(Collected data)
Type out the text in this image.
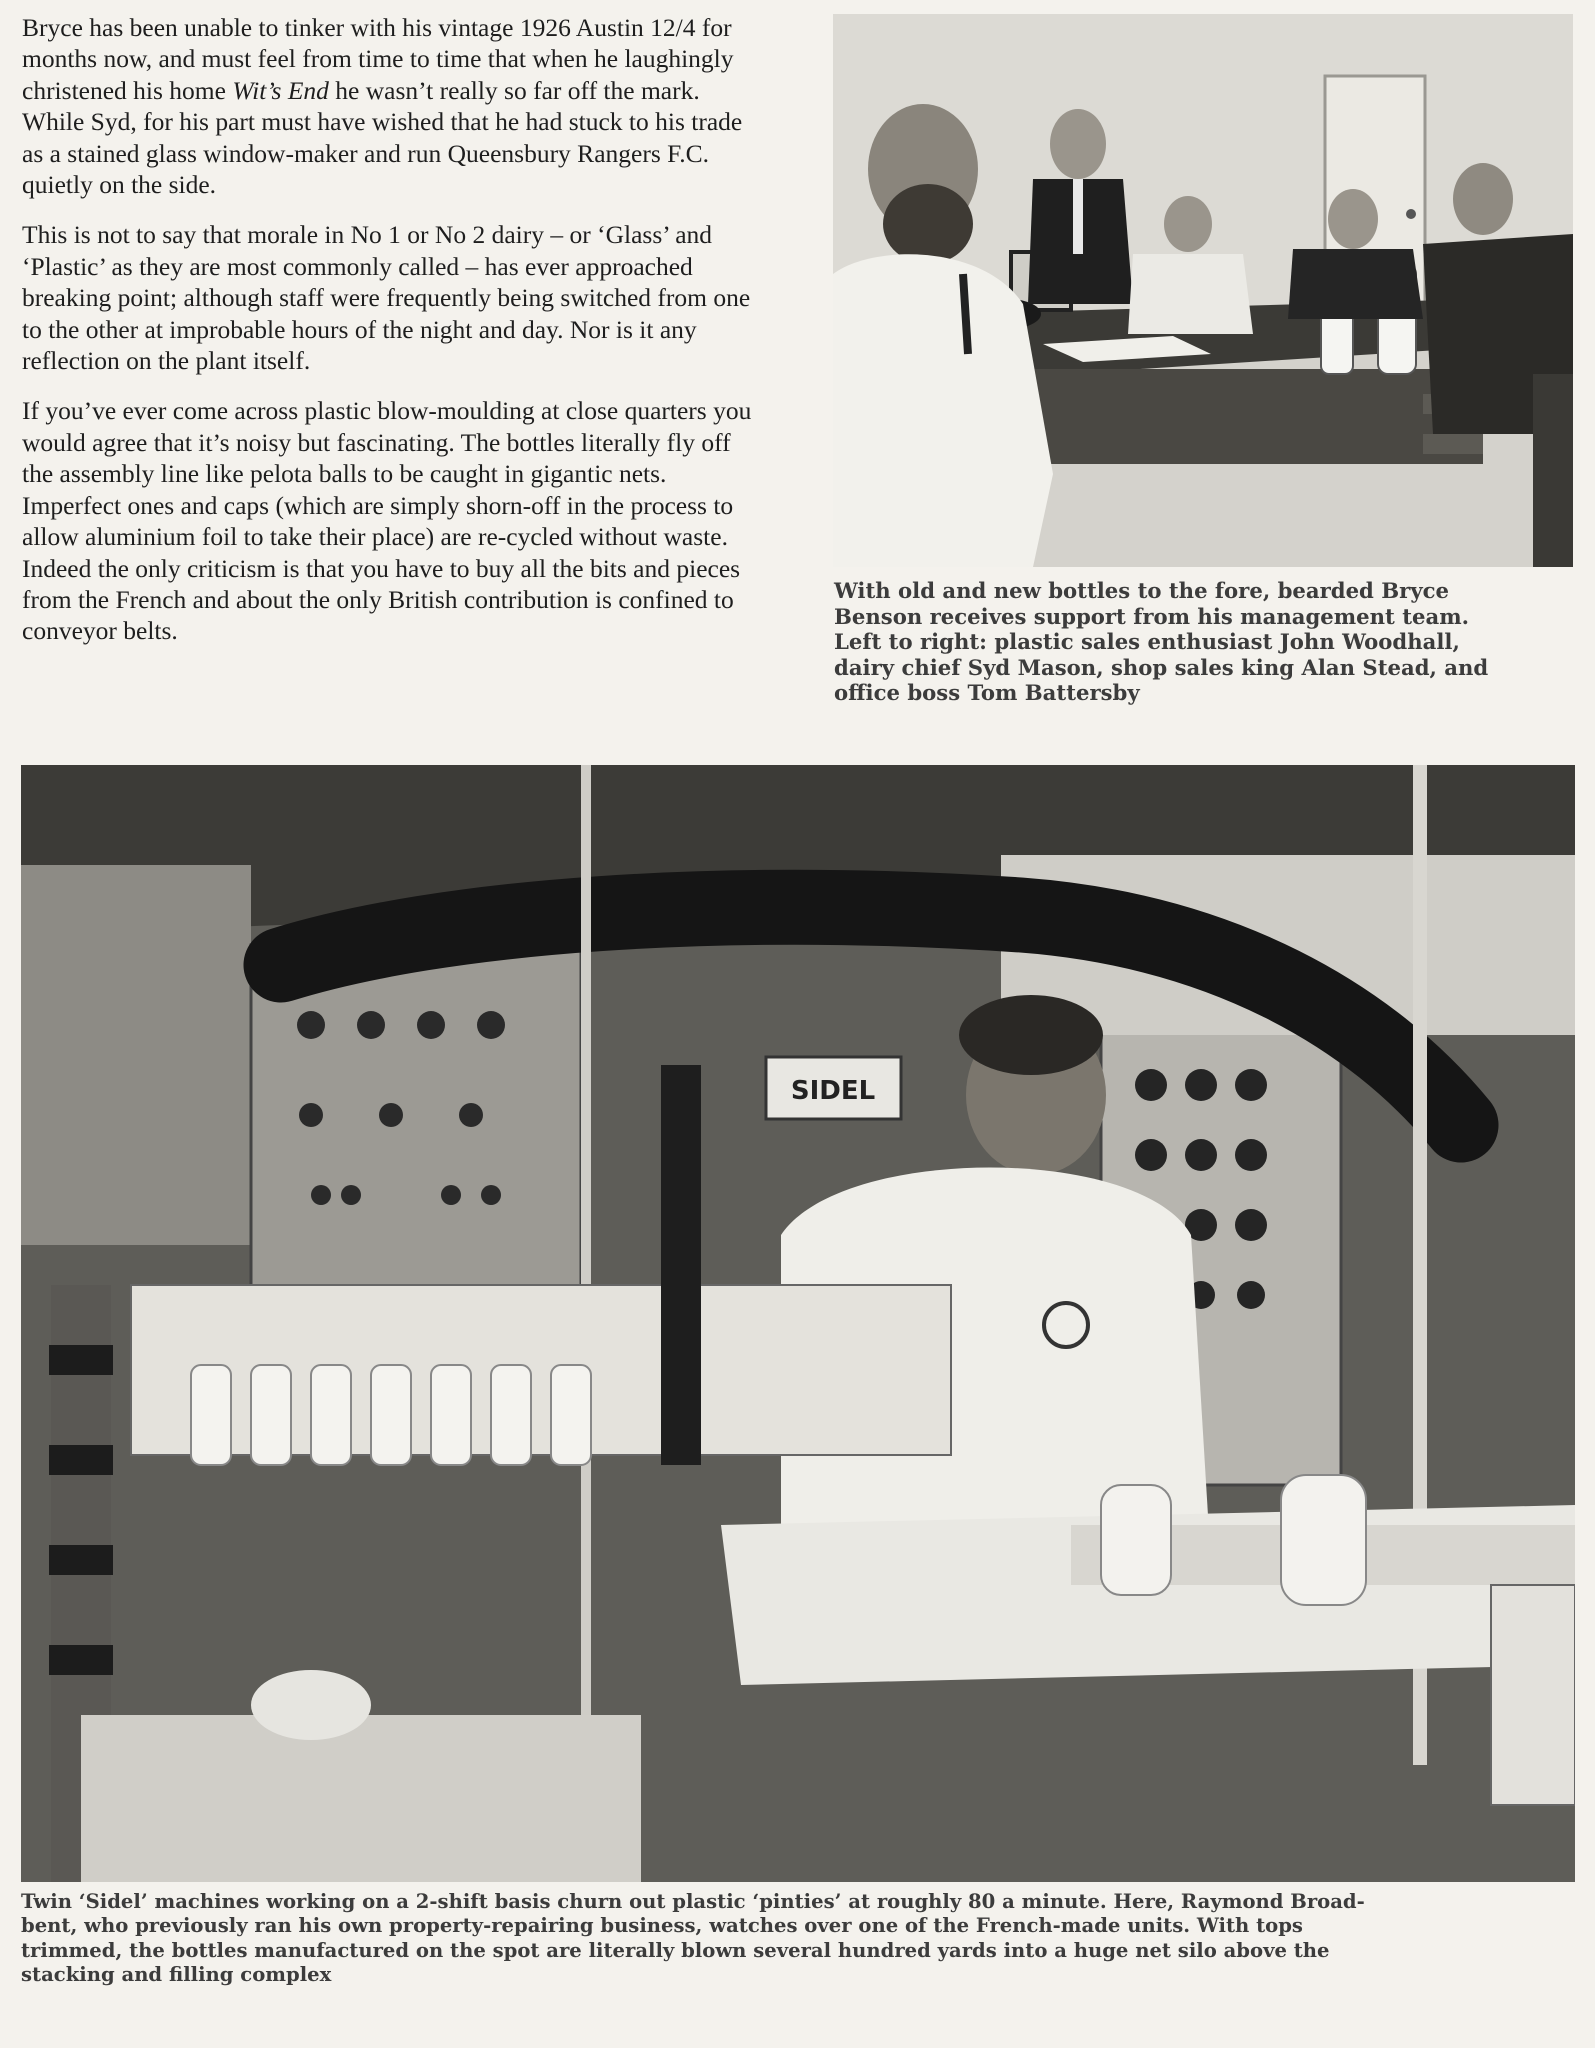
Bryce has been unable to tinker with his vintage 1926 Austin 12/4 for months now, and must feel from time to time that when he laughingly christened his home Wit’s End he wasn’t really so far off the mark. While Syd, for his part must have wished that he had stuck to his trade as a stained glass window-maker and run Queensbury Rangers F.C. quietly on the side.

This is not to say that morale in No 1 or No 2 dairy – or ‘Glass’ and ‘Plastic’ as they are most commonly called – has ever approached breaking point; although staff were frequently being switched from one to the other at improbable hours of the night and day. Nor is it any reflection on the plant itself.

If you’ve ever come across plastic blow-moulding at close quarters you would agree that it’s noisy but fascinating. The bottles literally fly off the assembly line like pelota balls to be caught in gigantic nets. Imperfect ones and caps (which are simply shorn-off in the process to allow aluminium foil to take their place) are re-cycled without waste. Indeed the only criticism is that you have to buy all the bits and pieces from the French and about the only British contribution is confined to conveyor belts.

With old and new bottles to the fore, bearded Bryce
Benson receives support from his management team.
Left to right: plastic sales enthusiast John Woodhall,
dairy chief Syd Mason, shop sales king Alan Stead, and
office boss Tom Battersby
SIDEL
Twin ‘Sidel’ machines working on a 2-shift basis churn out plastic ‘pinties’ at roughly 80 a minute. Here, Raymond Broad-
bent, who previously ran his own property-repairing business, watches over one of the French-made units. With tops
trimmed, the bottles manufactured on the spot are literally blown several hundred yards into a huge net silo above the
stacking and filling complex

*Task details:*
All preceding records should be duplicated verbatim, images excepted.

*Full response:*
Type out the text in this image.
Bryce has been unable to tinker with his vintage 1926 Austin 12/4 for months now, and must feel from time to time that when he laughingly christened his home Wit’s End he wasn’t really so far off the mark. While Syd, for his part must have wished that he had stuck to his trade as a stained glass window-maker and run Queensbury Rangers F.C. quietly on the side.

This is not to say that morale in No 1 or No 2 dairy – or ‘Glass’ and ‘Plastic’ as they are most commonly called – has ever approached breaking point; although staff were frequently being switched from one to the other at improbable hours of the night and day. Nor is it any reflection on the plant itself.

If you’ve ever come across plastic blow-moulding at close quarters you would agree that it’s noisy but fascinating. The bottles literally fly off the assembly line like pelota balls to be caught in gigantic nets. Imperfect ones and caps (which are simply shorn-off in the process to allow aluminium foil to take their place) are re-cycled without waste. Indeed the only criticism is that you have to buy all the bits and pieces from the French and about the only British contribution is confined to conveyor belts.

With old and new bottles to the fore, bearded Bryce
Benson receives support from his management team.
Left to right: plastic sales enthusiast John Woodhall,
dairy chief Syd Mason, shop sales king Alan Stead, and
office boss Tom Battersby
SIDEL
Twin ‘Sidel’ machines working on a 2-shift basis churn out plastic ‘pinties’ at roughly 80 a minute. Here, Raymond Broad-
bent, who previously ran his own property-repairing business, watches over one of the French-made units. With tops
trimmed, the bottles manufactured on the spot are literally blown several hundred yards into a huge net silo above the
stacking and filling complex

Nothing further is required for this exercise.